* What to work on:
[A] Translate this sentence from the passage on language and assimilation into Spanish: "He has not attempted to translate any more of my poems."
[B] In the listing, substitute "clickable" for "interactable" throughout the part that opens with its first line and closes with the line containing "27, 193, 61]", both included. Please return only those lines.

* Excerpted passage:
◆ ◆ ◆ ◆ ◆

Some years ago, I stood up in one of the workshops and started to walk
out. The facilitator asked after me, 'Hey, where are you going...' in
his authoritative voice. First off, my name was not 'Hey' and as a
second, I paused turned to the him and the work shoppers and said, 'I am
a Potowatomi...because of what I have been put through for the last
'blankety blank' years, it has taken me this long to like myself, my
family, my community, my people, our culture and our language. I like
who I am now and who I always was and I am not about to change that for
anyone. If this means my job, I am now a 'free' agent....' and walked
out. 
> 
> How is all this of any relevancy.... 
> 
> I am a published
writer so a few years ago a very fluent speaker of one of the older
versions of 'anishinabehmowin' asked me if he could translate some of my
poems into his language. I told him, '...sure, that would be ok...' I
also told him I would agree under one condition, that he translate it
into his language and then without any reference what so ever, translate
what he had written back into English. He agreed. A week or so later, he
handed me a folder of his translation works with the three versions and
with some laughter told me the version he translated from his language
back into English was so very different from the original poem I had
written. We talked about that for a time and both agreed that kind of
harmonization between the languages could not be possible. He has not
attempted to translate any more of my poems. He said the result really
surprised him since he teaches anishinabehmowin at a local college. I
explained to him how I thought the English language, in particular, is
abstraction and manipulation expressly for the purpose of conquest,
colonization and is a mercantile language...a language of getting the
best part of the deal and is so in its daily living. Also, that English,
as we know it, is an agglomeration of many other languages assimilating
those words into their own thought patterns of trading for the best
deal. 
> 
> We talked about how any language is simply a tool and any
tool brought across cultures, if it is integrated into the cultural
patterns of the receiver, it is integration. If the tool is brought
across with the 'already lived in' meanings and culture of the 'other',
it is assimilation. When non native speakers attempt to revitalize or
teach a language to or back to the native speakers, they are doing so
with their 'already lived in' cultural baggage...in other words, it is
innately assimilationist unless you are just doing 'tourist' stuff. 
>

> In 1967, I was teaching elementary school in a very isolated fly in
community with very few English speakers, including the students. There
was a school in the community for only twelve years before I got there
so anyone older than twelve did not have the experience of attending and
'Indian Day School'. But to get to my point, I attended my first and
only 'teachers convention' with teachers from the many 'Indian'
communities located in the same 'Indian Affairs School District'...all
isolated and all with an already language and culture dominant in the
communities. I know because I worked with most of them before I began
teaching. 
> 
> At any rate, at this convention people/teachers were
sharing their experiences in these culturally, linguistically foreign
communities as a teacher. Most of what I heard telling felt almost like
having a rasp drawn across my bones. One teacher in particular, I really
had the urge to beat the crap out of him. He said it was really great in
'his' community and he was accepted like one of the community. Twice a
week he said he chose a student and told them, 'Tonight I am visiting
your home for tea so tell your Mom and Dad to have some tea and cakes
ready...' I could not believe what I was hearing...by the way, I was the
only 'indigenous' person there. He went on to explain to the gathering
how he was so respected. He said someone was the only one with a
complete set of dinner dishes and they would pass that set over to the
family who would be hosting him that evening. He concluded with,
'...that is how much they respected me and wanted me to feel as one of
them...' If this has not set you off by now, probably nothing can.

◆ ◆ ◆ ◆ ◆

* Bounding-box annotations:
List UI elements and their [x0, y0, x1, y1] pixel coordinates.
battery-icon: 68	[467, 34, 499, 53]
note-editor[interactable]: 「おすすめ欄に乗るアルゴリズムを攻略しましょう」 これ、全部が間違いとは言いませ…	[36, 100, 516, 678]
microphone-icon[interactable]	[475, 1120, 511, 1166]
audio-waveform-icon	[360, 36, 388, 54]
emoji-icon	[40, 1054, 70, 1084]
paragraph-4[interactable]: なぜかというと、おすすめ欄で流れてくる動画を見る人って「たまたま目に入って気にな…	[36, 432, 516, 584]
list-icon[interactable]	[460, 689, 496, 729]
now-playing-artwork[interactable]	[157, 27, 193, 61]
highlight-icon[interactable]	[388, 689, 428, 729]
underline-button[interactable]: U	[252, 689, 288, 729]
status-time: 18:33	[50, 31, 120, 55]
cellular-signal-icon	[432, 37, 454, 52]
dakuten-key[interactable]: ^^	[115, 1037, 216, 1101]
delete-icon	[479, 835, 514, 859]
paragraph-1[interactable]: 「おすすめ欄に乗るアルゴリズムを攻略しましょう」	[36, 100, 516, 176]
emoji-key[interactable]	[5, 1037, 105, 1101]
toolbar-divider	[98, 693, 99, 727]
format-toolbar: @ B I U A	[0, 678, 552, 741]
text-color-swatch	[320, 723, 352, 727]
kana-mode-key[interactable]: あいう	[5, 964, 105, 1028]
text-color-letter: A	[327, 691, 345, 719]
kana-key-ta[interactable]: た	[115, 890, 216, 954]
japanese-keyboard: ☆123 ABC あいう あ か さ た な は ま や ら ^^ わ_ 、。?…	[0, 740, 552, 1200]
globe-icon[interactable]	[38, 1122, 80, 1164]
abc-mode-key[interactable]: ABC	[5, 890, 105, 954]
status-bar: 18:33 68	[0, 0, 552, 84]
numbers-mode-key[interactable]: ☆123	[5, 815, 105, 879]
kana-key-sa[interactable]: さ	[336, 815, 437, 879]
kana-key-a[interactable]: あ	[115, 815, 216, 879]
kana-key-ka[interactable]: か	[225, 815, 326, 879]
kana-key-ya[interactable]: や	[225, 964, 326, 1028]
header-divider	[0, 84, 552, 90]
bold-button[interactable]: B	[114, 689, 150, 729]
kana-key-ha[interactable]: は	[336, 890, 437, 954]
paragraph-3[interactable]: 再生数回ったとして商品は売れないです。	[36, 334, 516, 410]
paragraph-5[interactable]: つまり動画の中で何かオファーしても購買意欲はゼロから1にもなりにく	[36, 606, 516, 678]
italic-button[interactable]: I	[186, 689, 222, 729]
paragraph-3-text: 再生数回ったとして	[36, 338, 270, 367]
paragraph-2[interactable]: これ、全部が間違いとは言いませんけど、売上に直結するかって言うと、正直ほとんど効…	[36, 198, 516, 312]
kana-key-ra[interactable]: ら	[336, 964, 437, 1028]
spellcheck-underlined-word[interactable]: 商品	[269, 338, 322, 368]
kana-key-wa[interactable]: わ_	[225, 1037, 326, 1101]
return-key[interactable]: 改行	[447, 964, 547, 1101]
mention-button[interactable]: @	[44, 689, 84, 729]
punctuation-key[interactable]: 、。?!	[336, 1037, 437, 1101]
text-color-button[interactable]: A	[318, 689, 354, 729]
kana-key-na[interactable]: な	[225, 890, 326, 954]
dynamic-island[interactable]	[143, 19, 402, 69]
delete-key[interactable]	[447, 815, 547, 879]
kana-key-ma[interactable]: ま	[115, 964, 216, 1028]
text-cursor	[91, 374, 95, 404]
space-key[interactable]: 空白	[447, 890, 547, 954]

◆ ◆ ◆ ◆ ◆

* Results of the exercise:
[A] No ha intentado traducir ninguno más de mis poemas.

[B]
List UI elements and their [x0, y0, x1, y1] pixel coordinates.
battery-icon: 68	[467, 34, 499, 53]
note-editor[clickable]: 「おすすめ欄に乗るアルゴリズムを攻略しましょう」 これ、全部が間違いとは言いませ…	[36, 100, 516, 678]
microphone-icon[clickable]	[475, 1120, 511, 1166]
audio-waveform-icon	[360, 36, 388, 54]
emoji-icon	[40, 1054, 70, 1084]
paragraph-4[clickable]: なぜかというと、おすすめ欄で流れてくる動画を見る人って「たまたま目に入って気にな…	[36, 432, 516, 584]
list-icon[clickable]	[460, 689, 496, 729]
now-playing-artwork[clickable]	[157, 27, 193, 61]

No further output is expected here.